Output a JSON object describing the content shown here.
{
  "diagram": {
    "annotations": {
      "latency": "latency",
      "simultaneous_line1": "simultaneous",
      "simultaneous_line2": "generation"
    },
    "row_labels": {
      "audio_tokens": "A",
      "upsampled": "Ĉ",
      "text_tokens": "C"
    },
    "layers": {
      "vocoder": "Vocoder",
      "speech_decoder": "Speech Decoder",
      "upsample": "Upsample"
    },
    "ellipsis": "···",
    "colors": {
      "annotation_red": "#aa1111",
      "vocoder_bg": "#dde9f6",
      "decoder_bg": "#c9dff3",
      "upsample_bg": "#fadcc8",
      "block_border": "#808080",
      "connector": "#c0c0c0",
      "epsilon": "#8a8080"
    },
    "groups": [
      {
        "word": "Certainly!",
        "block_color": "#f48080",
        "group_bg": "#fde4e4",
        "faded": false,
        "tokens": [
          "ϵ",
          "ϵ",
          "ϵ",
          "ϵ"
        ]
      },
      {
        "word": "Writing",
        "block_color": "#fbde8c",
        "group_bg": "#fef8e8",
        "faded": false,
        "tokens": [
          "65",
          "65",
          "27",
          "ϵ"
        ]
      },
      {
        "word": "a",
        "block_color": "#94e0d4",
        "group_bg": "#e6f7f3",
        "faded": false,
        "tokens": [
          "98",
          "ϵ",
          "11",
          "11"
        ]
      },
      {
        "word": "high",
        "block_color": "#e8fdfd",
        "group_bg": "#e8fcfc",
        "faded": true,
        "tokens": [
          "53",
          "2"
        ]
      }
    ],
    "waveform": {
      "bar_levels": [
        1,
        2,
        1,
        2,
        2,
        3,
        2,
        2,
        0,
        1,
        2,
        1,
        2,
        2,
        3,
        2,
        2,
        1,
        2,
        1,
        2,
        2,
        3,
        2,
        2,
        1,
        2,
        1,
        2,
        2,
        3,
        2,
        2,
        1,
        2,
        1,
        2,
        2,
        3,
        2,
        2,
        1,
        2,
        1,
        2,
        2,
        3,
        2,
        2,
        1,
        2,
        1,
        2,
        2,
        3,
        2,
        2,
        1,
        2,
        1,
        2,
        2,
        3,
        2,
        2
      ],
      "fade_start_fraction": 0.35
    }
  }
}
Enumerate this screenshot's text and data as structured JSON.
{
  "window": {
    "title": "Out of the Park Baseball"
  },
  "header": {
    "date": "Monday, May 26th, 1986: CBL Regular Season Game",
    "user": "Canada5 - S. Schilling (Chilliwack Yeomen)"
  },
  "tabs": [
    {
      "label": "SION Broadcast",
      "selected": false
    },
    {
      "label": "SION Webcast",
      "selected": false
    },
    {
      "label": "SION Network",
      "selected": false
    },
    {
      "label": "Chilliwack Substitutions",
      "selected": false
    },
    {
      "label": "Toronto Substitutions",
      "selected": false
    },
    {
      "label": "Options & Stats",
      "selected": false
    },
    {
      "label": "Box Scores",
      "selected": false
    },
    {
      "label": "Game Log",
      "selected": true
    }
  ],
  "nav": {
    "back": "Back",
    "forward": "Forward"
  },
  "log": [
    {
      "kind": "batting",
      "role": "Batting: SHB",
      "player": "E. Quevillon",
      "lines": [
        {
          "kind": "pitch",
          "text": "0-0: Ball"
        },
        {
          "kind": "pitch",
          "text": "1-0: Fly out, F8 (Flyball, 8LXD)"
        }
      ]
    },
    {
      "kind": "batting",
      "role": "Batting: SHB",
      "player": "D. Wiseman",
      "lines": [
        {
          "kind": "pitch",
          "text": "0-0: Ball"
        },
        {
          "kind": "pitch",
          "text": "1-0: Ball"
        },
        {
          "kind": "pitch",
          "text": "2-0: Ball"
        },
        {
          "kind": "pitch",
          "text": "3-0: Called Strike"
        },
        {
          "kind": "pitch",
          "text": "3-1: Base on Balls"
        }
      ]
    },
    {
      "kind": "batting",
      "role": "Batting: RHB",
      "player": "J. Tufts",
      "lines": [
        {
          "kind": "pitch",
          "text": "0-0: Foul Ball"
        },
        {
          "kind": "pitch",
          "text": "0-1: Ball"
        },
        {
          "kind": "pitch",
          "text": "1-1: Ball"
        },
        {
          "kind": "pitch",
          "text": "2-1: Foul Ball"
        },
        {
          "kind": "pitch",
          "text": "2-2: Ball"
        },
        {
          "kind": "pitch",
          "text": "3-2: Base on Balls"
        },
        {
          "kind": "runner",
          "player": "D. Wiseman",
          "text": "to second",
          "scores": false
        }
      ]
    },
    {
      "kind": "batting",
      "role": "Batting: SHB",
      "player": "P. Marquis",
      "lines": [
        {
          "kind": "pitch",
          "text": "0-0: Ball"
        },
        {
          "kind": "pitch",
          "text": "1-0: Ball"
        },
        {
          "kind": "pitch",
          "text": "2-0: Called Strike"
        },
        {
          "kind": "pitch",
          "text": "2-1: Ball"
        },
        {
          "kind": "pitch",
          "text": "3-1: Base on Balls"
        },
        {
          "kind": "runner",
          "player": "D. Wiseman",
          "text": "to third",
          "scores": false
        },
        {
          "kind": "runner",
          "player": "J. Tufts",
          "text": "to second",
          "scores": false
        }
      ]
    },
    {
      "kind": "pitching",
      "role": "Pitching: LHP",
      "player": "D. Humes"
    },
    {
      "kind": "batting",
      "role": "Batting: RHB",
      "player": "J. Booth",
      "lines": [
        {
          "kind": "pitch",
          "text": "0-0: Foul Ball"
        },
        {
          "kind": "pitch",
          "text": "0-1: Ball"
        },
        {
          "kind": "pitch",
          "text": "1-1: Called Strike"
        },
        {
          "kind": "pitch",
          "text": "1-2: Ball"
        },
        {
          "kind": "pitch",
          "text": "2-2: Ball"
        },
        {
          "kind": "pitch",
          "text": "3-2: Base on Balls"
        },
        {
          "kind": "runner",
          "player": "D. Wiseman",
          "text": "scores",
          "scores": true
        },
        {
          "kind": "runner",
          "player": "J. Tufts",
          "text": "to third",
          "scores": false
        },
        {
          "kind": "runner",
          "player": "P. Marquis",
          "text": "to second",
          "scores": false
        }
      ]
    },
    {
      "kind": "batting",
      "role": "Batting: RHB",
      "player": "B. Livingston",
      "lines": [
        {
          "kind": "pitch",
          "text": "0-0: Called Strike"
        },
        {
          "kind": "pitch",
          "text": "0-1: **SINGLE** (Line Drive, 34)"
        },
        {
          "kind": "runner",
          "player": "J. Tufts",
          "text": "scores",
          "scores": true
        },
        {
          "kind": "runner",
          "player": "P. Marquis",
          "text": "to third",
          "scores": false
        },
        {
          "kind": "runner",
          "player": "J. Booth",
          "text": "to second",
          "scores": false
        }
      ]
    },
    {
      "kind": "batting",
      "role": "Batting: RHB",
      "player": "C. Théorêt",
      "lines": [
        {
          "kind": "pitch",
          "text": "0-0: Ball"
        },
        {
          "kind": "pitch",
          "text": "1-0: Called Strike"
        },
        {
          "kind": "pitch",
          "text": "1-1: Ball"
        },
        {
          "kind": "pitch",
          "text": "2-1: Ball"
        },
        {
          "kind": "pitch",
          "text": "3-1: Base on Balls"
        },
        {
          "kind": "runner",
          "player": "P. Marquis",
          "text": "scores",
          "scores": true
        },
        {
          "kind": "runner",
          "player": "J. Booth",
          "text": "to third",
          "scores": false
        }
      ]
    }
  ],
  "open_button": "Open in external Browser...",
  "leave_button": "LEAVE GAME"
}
———
WORK TO DO:
All the data must be duplicated exactly, with nothing added or removed.

EXERCISE RESPONSE:
Output a JSON object describing the content shown here.
{
  "diagram": {
    "annotations": {
      "latency": "latency",
      "simultaneous_line1": "simultaneous",
      "simultaneous_line2": "generation"
    },
    "row_labels": {
      "audio_tokens": "A",
      "upsampled": "Ĉ",
      "text_tokens": "C"
    },
    "layers": {
      "vocoder": "Vocoder",
      "speech_decoder": "Speech Decoder",
      "upsample": "Upsample"
    },
    "ellipsis": "···",
    "colors": {
      "annotation_red": "#aa1111",
      "vocoder_bg": "#dde9f6",
      "decoder_bg": "#c9dff3",
      "upsample_bg": "#fadcc8",
      "block_border": "#808080",
      "connector": "#c0c0c0",
      "epsilon": "#8a8080"
    },
    "groups": [
      {
        "word": "Certainly!",
        "block_color": "#f48080",
        "group_bg": "#fde4e4",
        "faded": false,
        "tokens": [
          "ϵ",
          "ϵ",
          "ϵ",
          "ϵ"
        ]
      },
      {
        "word": "Writing",
        "block_color": "#fbde8c",
        "group_bg": "#fef8e8",
        "faded": false,
        "tokens": [
          "65",
          "65",
          "27",
          "ϵ"
        ]
      },
      {
        "word": "a",
        "block_color": "#94e0d4",
        "group_bg": "#e6f7f3",
        "faded": false,
        "tokens": [
          "98",
          "ϵ",
          "11",
          "11"
        ]
      },
      {
        "word": "high",
        "block_color": "#e8fdfd",
        "group_bg": "#e8fcfc",
        "faded": true,
        "tokens": [
          "53",
          "2"
        ]
      }
    ],
    "waveform": {
      "bar_levels": [
        1,
        2,
        1,
        2,
        2,
        3,
        2,
        2,
        0,
        1,
        2,
        1,
        2,
        2,
        3,
        2,
        2,
        1,
        2,
        1,
        2,
        2,
        3,
        2,
        2,
        1,
        2,
        1,
        2,
        2,
        3,
        2,
        2,
        1,
        2,
        1,
        2,
        2,
        3,
        2,
        2,
        1,
        2,
        1,
        2,
        2,
        3,
        2,
        2,
        1,
        2,
        1,
        2,
        2,
        3,
        2,
        2,
        1,
        2,
        1,
        2,
        2,
        3,
        2,
        2
      ],
      "fade_start_fraction": 0.35
    }
  }
}
Enumerate this screenshot's text and data as structured JSON.
{
  "window": {
    "title": "Out of the Park Baseball"
  },
  "header": {
    "date": "Monday, May 26th, 1986: CBL Regular Season Game",
    "user": "Canada5 - S. Schilling (Chilliwack Yeomen)"
  },
  "tabs": [
    {
      "label": "SION Broadcast",
      "selected": false
    },
    {
      "label": "SION Webcast",
      "selected": false
    },
    {
      "label": "SION Network",
      "selected": false
    },
    {
      "label": "Chilliwack Substitutions",
      "selected": false
    },
    {
      "label": "Toronto Substitutions",
      "selected": false
    },
    {
      "label": "Options & Stats",
      "selected": false
    },
    {
      "label": "Box Scores",
      "selected": false
    },
    {
      "label": "Game Log",
      "selected": true
    }
  ],
  "nav": {
    "back": "Back",
    "forward": "Forward"
  },
  "log": [
    {
      "kind": "batting",
      "role": "Batting: SHB",
      "player": "E. Quevillon",
      "lines": [
        {
          "kind": "pitch",
          "text": "0-0: Ball"
        },
        {
          "kind": "pitch",
          "text": "1-0: Fly out, F8 (Flyball, 8LXD)"
        }
      ]
    },
    {
      "kind": "batting",
      "role": "Batting: SHB",
      "player": "D. Wiseman",
      "lines": [
        {
          "kind": "pitch",
          "text": "0-0: Ball"
        },
        {
          "kind": "pitch",
          "text": "1-0: Ball"
        },
        {
          "kind": "pitch",
          "text": "2-0: Ball"
        },
        {
          "kind": "pitch",
          "text": "3-0: Called Strike"
        },
        {
          "kind": "pitch",
          "text": "3-1: Base on Balls"
        }
      ]
    },
    {
      "kind": "batting",
      "role": "Batting: RHB",
      "player": "J. Tufts",
      "lines": [
        {
          "kind": "pitch",
          "text": "0-0: Foul Ball"
        },
        {
          "kind": "pitch",
          "text": "0-1: Ball"
        },
        {
          "kind": "pitch",
          "text": "1-1: Ball"
        },
        {
          "kind": "pitch",
          "text": "2-1: Foul Ball"
        },
        {
          "kind": "pitch",
          "text": "2-2: Ball"
        },
        {
          "kind": "pitch",
          "text": "3-2: Base on Balls"
        },
        {
          "kind": "runner",
          "player": "D. Wiseman",
          "text": "to second",
          "scores": false
        }
      ]
    },
    {
      "kind": "batting",
      "role": "Batting: SHB",
      "player": "P. Marquis",
      "lines": [
        {
          "kind": "pitch",
          "text": "0-0: Ball"
        },
        {
          "kind": "pitch",
          "text": "1-0: Ball"
        },
        {
          "kind": "pitch",
          "text": "2-0: Called Strike"
        },
        {
          "kind": "pitch",
          "text": "2-1: Ball"
        },
        {
          "kind": "pitch",
          "text": "3-1: Base on Balls"
        },
        {
          "kind": "runner",
          "player": "D. Wiseman",
          "text": "to third",
          "scores": false
        },
        {
          "kind": "runner",
          "player": "J. Tufts",
          "text": "to second",
          "scores": false
        }
      ]
    },
    {
      "kind": "pitching",
      "role": "Pitching: LHP",
      "player": "D. Humes"
    },
    {
      "kind": "batting",
      "role": "Batting: RHB",
      "player": "J. Booth",
      "lines": [
        {
          "kind": "pitch",
          "text": "0-0: Foul Ball"
        },
        {
          "kind": "pitch",
          "text": "0-1: Ball"
        },
        {
          "kind": "pitch",
          "text": "1-1: Called Strike"
        },
        {
          "kind": "pitch",
          "text": "1-2: Ball"
        },
        {
          "kind": "pitch",
          "text": "2-2: Ball"
        },
        {
          "kind": "pitch",
          "text": "3-2: Base on Balls"
        },
        {
          "kind": "runner",
          "player": "D. Wiseman",
          "text": "scores",
          "scores": true
        },
        {
          "kind": "runner",
          "player": "J. Tufts",
          "text": "to third",
          "scores": false
        },
        {
          "kind": "runner",
          "player": "P. Marquis",
          "text": "to second",
          "scores": false
        }
      ]
    },
    {
      "kind": "batting",
      "role": "Batting: RHB",
      "player": "B. Livingston",
      "lines": [
        {
          "kind": "pitch",
          "text": "0-0: Called Strike"
        },
        {
          "kind": "pitch",
          "text": "0-1: **SINGLE** (Line Drive, 34)"
        },
        {
          "kind": "runner",
          "player": "J. Tufts",
          "text": "scores",
          "scores": true
        },
        {
          "kind": "runner",
          "player": "P. Marquis",
          "text": "to third",
          "scores": false
        },
        {
          "kind": "runner",
          "player": "J. Booth",
          "text": "to second",
          "scores": false
        }
      ]
    },
    {
      "kind": "batting",
      "role": "Batting: RHB",
      "player": "C. Théorêt",
      "lines": [
        {
          "kind": "pitch",
          "text": "0-0: Ball"
        },
        {
          "kind": "pitch",
          "text": "1-0: Called Strike"
        },
        {
          "kind": "pitch",
          "text": "1-1: Ball"
        },
        {
          "kind": "pitch",
          "text": "2-1: Ball"
        },
        {
          "kind": "pitch",
          "text": "3-1: Base on Balls"
        },
        {
          "kind": "runner",
          "player": "P. Marquis",
          "text": "scores",
          "scores": true
        },
        {
          "kind": "runner",
          "player": "J. Booth",
          "text": "to third",
          "scores": false
        }
      ]
    }
  ],
  "open_button": "Open in external Browser...",
  "leave_button": "LEAVE GAME"
}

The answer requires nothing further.